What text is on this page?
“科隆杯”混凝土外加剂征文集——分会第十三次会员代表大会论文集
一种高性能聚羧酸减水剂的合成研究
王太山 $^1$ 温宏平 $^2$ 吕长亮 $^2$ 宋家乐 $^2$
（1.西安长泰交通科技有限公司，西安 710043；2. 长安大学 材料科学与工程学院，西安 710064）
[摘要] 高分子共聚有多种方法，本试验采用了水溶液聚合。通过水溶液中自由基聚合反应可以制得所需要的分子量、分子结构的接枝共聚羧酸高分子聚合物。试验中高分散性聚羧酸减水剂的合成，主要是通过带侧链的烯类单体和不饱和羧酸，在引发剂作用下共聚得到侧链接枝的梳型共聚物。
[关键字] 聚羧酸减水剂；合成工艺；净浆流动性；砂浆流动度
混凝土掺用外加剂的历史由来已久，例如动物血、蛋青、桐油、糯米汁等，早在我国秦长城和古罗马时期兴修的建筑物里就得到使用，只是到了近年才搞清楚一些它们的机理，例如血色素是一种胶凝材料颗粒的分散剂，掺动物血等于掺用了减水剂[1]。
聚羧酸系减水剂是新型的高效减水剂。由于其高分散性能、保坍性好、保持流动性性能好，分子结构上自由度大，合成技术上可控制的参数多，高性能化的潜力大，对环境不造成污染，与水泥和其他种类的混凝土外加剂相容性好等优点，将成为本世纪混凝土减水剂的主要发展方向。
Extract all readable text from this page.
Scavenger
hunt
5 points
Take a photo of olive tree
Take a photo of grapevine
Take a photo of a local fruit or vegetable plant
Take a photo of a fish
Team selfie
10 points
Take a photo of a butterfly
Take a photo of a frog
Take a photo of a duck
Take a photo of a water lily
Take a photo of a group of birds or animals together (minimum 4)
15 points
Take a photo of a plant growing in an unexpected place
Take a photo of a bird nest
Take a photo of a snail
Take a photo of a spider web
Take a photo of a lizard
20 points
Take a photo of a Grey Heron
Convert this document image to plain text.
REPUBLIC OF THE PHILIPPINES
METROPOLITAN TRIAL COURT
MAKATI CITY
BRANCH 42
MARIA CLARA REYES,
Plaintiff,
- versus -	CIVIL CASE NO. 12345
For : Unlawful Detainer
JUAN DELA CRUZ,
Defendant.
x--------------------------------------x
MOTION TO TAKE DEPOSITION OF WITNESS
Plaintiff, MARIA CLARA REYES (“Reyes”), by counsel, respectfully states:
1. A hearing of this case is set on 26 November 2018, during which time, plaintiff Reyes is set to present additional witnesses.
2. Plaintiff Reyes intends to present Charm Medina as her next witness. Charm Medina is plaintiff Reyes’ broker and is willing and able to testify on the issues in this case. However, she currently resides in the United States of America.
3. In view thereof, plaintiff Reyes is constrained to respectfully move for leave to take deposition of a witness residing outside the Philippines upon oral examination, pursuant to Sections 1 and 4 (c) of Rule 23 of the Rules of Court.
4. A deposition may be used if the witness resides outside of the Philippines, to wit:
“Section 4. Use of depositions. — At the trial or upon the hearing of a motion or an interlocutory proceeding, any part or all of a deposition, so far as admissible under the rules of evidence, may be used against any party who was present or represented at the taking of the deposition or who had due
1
====
REQUIREMENT -> Exactly reproduce every record.

FINAL ANSWER ->
What text is on this page?
“科隆杯”混凝土外加剂征文集——分会第十三次会员代表大会论文集
一种高性能聚羧酸减水剂的合成研究
王太山 $^1$ 温宏平 $^2$ 吕长亮 $^2$ 宋家乐 $^2$
（1.西安长泰交通科技有限公司，西安 710043；2. 长安大学 材料科学与工程学院，西安 710064）
[摘要] 高分子共聚有多种方法，本试验采用了水溶液聚合。通过水溶液中自由基聚合反应可以制得所需要的分子量、分子结构的接枝共聚羧酸高分子聚合物。试验中高分散性聚羧酸减水剂的合成，主要是通过带侧链的烯类单体和不饱和羧酸，在引发剂作用下共聚得到侧链接枝的梳型共聚物。
[关键字] 聚羧酸减水剂；合成工艺；净浆流动性；砂浆流动度
混凝土掺用外加剂的历史由来已久，例如动物血、蛋青、桐油、糯米汁等，早在我国秦长城和古罗马时期兴修的建筑物里就得到使用，只是到了近年才搞清楚一些它们的机理，例如血色素是一种胶凝材料颗粒的分散剂，掺动物血等于掺用了减水剂[1]。
聚羧酸系减水剂是新型的高效减水剂。由于其高分散性能、保坍性好、保持流动性性能好，分子结构上自由度大，合成技术上可控制的参数多，高性能化的潜力大，对环境不造成污染，与水泥和其他种类的混凝土外加剂相容性好等优点，将成为本世纪混凝土减水剂的主要发展方向。
Extract all readable text from this page.
Scavenger
hunt
5 points
Take a photo of olive tree
Take a photo of grapevine
Take a photo of a local fruit or vegetable plant
Take a photo of a fish
Team selfie
10 points
Take a photo of a butterfly
Take a photo of a frog
Take a photo of a duck
Take a photo of a water lily
Take a photo of a group of birds or animals together (minimum 4)
15 points
Take a photo of a plant growing in an unexpected place
Take a photo of a bird nest
Take a photo of a snail
Take a photo of a spider web
Take a photo of a lizard
20 points
Take a photo of a Grey Heron
Convert this document image to plain text.
REPUBLIC OF THE PHILIPPINES
METROPOLITAN TRIAL COURT
MAKATI CITY
BRANCH 42
MARIA CLARA REYES,
Plaintiff,
- versus -	CIVIL CASE NO. 12345
For : Unlawful Detainer
JUAN DELA CRUZ,
Defendant.
x--------------------------------------x
MOTION TO TAKE DEPOSITION OF WITNESS
Plaintiff, MARIA CLARA REYES (“Reyes”), by counsel, respectfully states:
1. A hearing of this case is set on 26 November 2018, during which time, plaintiff Reyes is set to present additional witnesses.
2. Plaintiff Reyes intends to present Charm Medina as her next witness. Charm Medina is plaintiff Reyes’ broker and is willing and able to testify on the issues in this case. However, she currently resides in the United States of America.
3. In view thereof, plaintiff Reyes is constrained to respectfully move for leave to take deposition of a witness residing outside the Philippines upon oral examination, pursuant to Sections 1 and 4 (c) of Rule 23 of the Rules of Court.
4. A deposition may be used if the witness resides outside of the Philippines, to wit:
“Section 4. Use of depositions. — At the trial or upon the hearing of a motion or an interlocutory proceeding, any part or all of a deposition, so far as admissible under the rules of evidence, may be used against any party who was present or represented at the taking of the deposition or who had due
1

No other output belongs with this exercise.